Requirement
Can you quote the records below in full, word for word?
--- START ---
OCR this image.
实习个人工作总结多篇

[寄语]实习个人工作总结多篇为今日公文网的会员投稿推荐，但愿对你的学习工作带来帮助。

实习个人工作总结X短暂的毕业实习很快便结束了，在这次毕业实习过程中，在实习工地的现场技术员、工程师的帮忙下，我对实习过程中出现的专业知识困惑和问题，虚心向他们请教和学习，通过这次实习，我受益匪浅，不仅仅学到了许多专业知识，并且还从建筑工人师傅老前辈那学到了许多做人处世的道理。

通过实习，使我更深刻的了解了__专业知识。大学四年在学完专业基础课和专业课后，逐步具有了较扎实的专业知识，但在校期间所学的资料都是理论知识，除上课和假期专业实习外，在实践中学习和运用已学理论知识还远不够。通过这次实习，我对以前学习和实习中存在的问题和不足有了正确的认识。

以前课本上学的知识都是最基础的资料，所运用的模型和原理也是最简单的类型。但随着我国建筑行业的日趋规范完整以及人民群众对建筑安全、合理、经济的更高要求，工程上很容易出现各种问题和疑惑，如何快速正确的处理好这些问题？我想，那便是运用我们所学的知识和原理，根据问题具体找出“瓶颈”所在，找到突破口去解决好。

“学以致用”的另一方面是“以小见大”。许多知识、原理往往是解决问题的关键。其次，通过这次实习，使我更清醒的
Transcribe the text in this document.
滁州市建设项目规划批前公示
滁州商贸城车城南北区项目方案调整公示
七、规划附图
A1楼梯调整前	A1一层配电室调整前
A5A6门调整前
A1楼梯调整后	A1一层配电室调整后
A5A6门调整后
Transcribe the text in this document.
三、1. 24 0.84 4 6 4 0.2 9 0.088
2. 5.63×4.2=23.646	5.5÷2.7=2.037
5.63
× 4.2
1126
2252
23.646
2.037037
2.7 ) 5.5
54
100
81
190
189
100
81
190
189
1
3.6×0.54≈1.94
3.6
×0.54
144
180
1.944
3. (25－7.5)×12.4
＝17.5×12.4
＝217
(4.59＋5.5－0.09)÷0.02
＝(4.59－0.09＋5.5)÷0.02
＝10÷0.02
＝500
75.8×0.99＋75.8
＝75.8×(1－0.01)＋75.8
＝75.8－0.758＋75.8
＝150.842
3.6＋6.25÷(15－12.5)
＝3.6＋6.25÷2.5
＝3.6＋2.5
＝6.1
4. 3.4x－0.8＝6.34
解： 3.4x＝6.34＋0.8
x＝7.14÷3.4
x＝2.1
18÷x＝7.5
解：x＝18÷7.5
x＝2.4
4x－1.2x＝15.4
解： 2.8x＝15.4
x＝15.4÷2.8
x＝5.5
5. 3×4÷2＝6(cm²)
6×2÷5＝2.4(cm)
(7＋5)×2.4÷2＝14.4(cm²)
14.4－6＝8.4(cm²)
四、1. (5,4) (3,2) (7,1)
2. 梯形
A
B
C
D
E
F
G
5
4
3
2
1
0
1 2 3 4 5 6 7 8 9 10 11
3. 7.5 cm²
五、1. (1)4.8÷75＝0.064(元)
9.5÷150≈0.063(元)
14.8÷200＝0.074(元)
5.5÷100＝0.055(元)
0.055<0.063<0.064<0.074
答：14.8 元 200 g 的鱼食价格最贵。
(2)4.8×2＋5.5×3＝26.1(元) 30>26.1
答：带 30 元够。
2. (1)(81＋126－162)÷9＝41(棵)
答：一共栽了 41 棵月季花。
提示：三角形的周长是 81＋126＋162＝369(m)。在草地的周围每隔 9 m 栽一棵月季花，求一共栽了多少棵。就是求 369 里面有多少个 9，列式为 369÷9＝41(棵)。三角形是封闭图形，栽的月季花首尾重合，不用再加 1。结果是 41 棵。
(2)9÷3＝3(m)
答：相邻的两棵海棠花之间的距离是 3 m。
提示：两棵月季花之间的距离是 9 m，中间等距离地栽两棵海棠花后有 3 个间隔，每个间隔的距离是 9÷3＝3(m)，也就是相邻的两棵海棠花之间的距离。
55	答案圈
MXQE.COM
--- END ---
Task response
OCR this image.
实习个人工作总结多篇

[寄语]实习个人工作总结多篇为今日公文网的会员投稿推荐，但愿对你的学习工作带来帮助。

实习个人工作总结X短暂的毕业实习很快便结束了，在这次毕业实习过程中，在实习工地的现场技术员、工程师的帮忙下，我对实习过程中出现的专业知识困惑和问题，虚心向他们请教和学习，通过这次实习，我受益匪浅，不仅仅学到了许多专业知识，并且还从建筑工人师傅老前辈那学到了许多做人处世的道理。

通过实习，使我更深刻的了解了__专业知识。大学四年在学完专业基础课和专业课后，逐步具有了较扎实的专业知识，但在校期间所学的资料都是理论知识，除上课和假期专业实习外，在实践中学习和运用已学理论知识还远不够。通过这次实习，我对以前学习和实习中存在的问题和不足有了正确的认识。

以前课本上学的知识都是最基础的资料，所运用的模型和原理也是最简单的类型。但随着我国建筑行业的日趋规范完整以及人民群众对建筑安全、合理、经济的更高要求，工程上很容易出现各种问题和疑惑，如何快速正确的处理好这些问题？我想，那便是运用我们所学的知识和原理，根据问题具体找出“瓶颈”所在，找到突破口去解决好。

“学以致用”的另一方面是“以小见大”。许多知识、原理往往是解决问题的关键。其次，通过这次实习，使我更清醒的
Transcribe the text in this document.
滁州市建设项目规划批前公示
滁州商贸城车城南北区项目方案调整公示
七、规划附图
A1楼梯调整前	A1一层配电室调整前
A5A6门调整前
A1楼梯调整后	A1一层配电室调整后
A5A6门调整后
Transcribe the text in this document.
三、1. 24 0.84 4 6 4 0.2 9 0.088
2. 5.63×4.2=23.646	5.5÷2.7=2.037
5.63
× 4.2
1126
2252
23.646
2.037037
2.7 ) 5.5
54
100
81
190
189
100
81
190
189
1
3.6×0.54≈1.94
3.6
×0.54
144
180
1.944
3. (25－7.5)×12.4
＝17.5×12.4
＝217
(4.59＋5.5－0.09)÷0.02
＝(4.59－0.09＋5.5)÷0.02
＝10÷0.02
＝500
75.8×0.99＋75.8
＝75.8×(1－0.01)＋75.8
＝75.8－0.758＋75.8
＝150.842
3.6＋6.25÷(15－12.5)
＝3.6＋6.25÷2.5
＝3.6＋2.5
＝6.1
4. 3.4x－0.8＝6.34
解： 3.4x＝6.34＋0.8
x＝7.14÷3.4
x＝2.1
18÷x＝7.5
解：x＝18÷7.5
x＝2.4
4x－1.2x＝15.4
解： 2.8x＝15.4
x＝15.4÷2.8
x＝5.5
5. 3×4÷2＝6(cm²)
6×2÷5＝2.4(cm)
(7＋5)×2.4÷2＝14.4(cm²)
14.4－6＝8.4(cm²)
四、1. (5,4) (3,2) (7,1)
2. 梯形
A
B
C
D
E
F
G
5
4
3
2
1
0
1 2 3 4 5 6 7 8 9 10 11
3. 7.5 cm²
五、1. (1)4.8÷75＝0.064(元)
9.5÷150≈0.063(元)
14.8÷200＝0.074(元)
5.5÷100＝0.055(元)
0.055<0.063<0.064<0.074
答：14.8 元 200 g 的鱼食价格最贵。
(2)4.8×2＋5.5×3＝26.1(元) 30>26.1
答：带 30 元够。
2. (1)(81＋126－162)÷9＝41(棵)
答：一共栽了 41 棵月季花。
提示：三角形的周长是 81＋126＋162＝369(m)。在草地的周围每隔 9 m 栽一棵月季花，求一共栽了多少棵。就是求 369 里面有多少个 9，列式为 369÷9＝41(棵)。三角形是封闭图形，栽的月季花首尾重合，不用再加 1。结果是 41 棵。
(2)9÷3＝3(m)
答：相邻的两棵海棠花之间的距离是 3 m。
提示：两棵月季花之间的距离是 9 m，中间等距离地栽两棵海棠花后有 3 个间隔，每个间隔的距离是 9÷3＝3(m)，也就是相邻的两棵海棠花之间的距离。
55	答案圈
MXQE.COM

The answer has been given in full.